● RECORD EXCERPTS
#####

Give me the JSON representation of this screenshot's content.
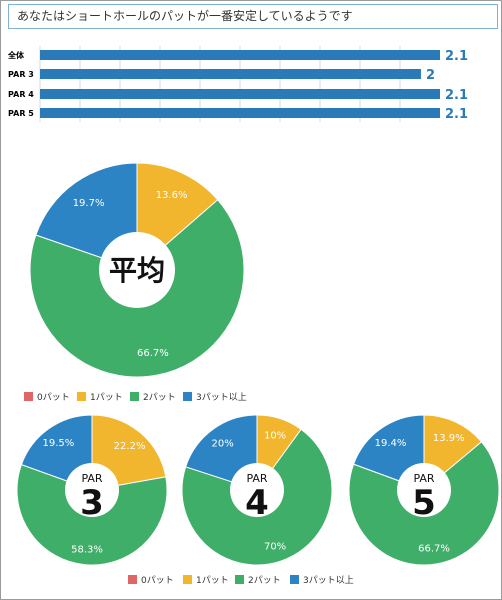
{
  "message": "あなたはショートホールのパットが一番安定しているようです",
  "colors": {
    "p0": "#e06666",
    "p1": "#f1b52e",
    "p2": "#3fae69",
    "p3": "#2d84c4",
    "bar": "#2a7ab8",
    "grid": "#d8d8d8"
  },
  "chart_data": [
    {
      "type": "bar",
      "orientation": "horizontal",
      "categories": [
        "全体",
        "PAR 3",
        "PAR 4",
        "PAR 5"
      ],
      "values": [
        2.1,
        2,
        2.1,
        2.1
      ],
      "labels": [
        "2.1",
        "2",
        "2.1",
        "2.1"
      ]
    },
    {
      "type": "pie",
      "center_label": "平均",
      "labels": [
        "0パット",
        "1パット",
        "2パット",
        "3パット以上"
      ],
      "values": [
        0,
        13.6,
        66.7,
        19.7
      ],
      "value_labels": [
        "",
        "13.6%",
        "66.7%",
        "19.7%"
      ]
    },
    {
      "type": "pie",
      "center_label_top": "PAR",
      "center_label": "3",
      "labels": [
        "0パット",
        "1パット",
        "2パット",
        "3パット以上"
      ],
      "values": [
        0,
        22.2,
        58.3,
        19.5
      ],
      "value_labels": [
        "",
        "22.2%",
        "58.3%",
        "19.5%"
      ]
    },
    {
      "type": "pie",
      "center_label_top": "PAR",
      "center_label": "4",
      "labels": [
        "0パット",
        "1パット",
        "2パット",
        "3パット以上"
      ],
      "values": [
        0,
        10,
        70,
        20
      ],
      "value_labels": [
        "",
        "10%",
        "70%",
        "20%"
      ]
    },
    {
      "type": "pie",
      "center_label_top": "PAR",
      "center_label": "5",
      "labels": [
        "0パット",
        "1パット",
        "2パット",
        "3パット以上"
      ],
      "values": [
        0,
        13.9,
        66.7,
        19.4
      ],
      "value_labels": [
        "",
        "13.9%",
        "66.7%",
        "19.4%"
      ]
    }
  ],
  "legend": [
    "0パット",
    "1パット",
    "2パット",
    "3パット以上"
  ]
}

#####

● YOUR INSTRUCTIONS
What is needed is an exact reproduction of the data, pictures excluded.

● WRITTEN RESPONSE
Give me the JSON representation of this screenshot's content.
{
  "message": "あなたはショートホールのパットが一番安定しているようです",
  "colors": {
    "p0": "#e06666",
    "p1": "#f1b52e",
    "p2": "#3fae69",
    "p3": "#2d84c4",
    "bar": "#2a7ab8",
    "grid": "#d8d8d8"
  },
  "chart_data": [
    {
      "type": "bar",
      "orientation": "horizontal",
      "categories": [
        "全体",
        "PAR 3",
        "PAR 4",
        "PAR 5"
      ],
      "values": [
        2.1,
        2,
        2.1,
        2.1
      ],
      "labels": [
        "2.1",
        "2",
        "2.1",
        "2.1"
      ]
    },
    {
      "type": "pie",
      "center_label": "平均",
      "labels": [
        "0パット",
        "1パット",
        "2パット",
        "3パット以上"
      ],
      "values": [
        0,
        13.6,
        66.7,
        19.7
      ],
      "value_labels": [
        "",
        "13.6%",
        "66.7%",
        "19.7%"
      ]
    },
    {
      "type": "pie",
      "center_label_top": "PAR",
      "center_label": "3",
      "labels": [
        "0パット",
        "1パット",
        "2パット",
        "3パット以上"
      ],
      "values": [
        0,
        22.2,
        58.3,
        19.5
      ],
      "value_labels": [
        "",
        "22.2%",
        "58.3%",
        "19.5%"
      ]
    },
    {
      "type": "pie",
      "center_label_top": "PAR",
      "center_label": "4",
      "labels": [
        "0パット",
        "1パット",
        "2パット",
        "3パット以上"
      ],
      "values": [
        0,
        10,
        70,
        20
      ],
      "value_labels": [
        "",
        "10%",
        "70%",
        "20%"
      ]
    },
    {
      "type": "pie",
      "center_label_top": "PAR",
      "center_label": "5",
      "labels": [
        "0パット",
        "1パット",
        "2パット",
        "3パット以上"
      ],
      "values": [
        0,
        13.9,
        66.7,
        19.4
      ],
      "value_labels": [
        "",
        "13.9%",
        "66.7%",
        "19.4%"
      ]
    }
  ],
  "legend": [
    "0パット",
    "1パット",
    "2パット",
    "3パット以上"
  ]
}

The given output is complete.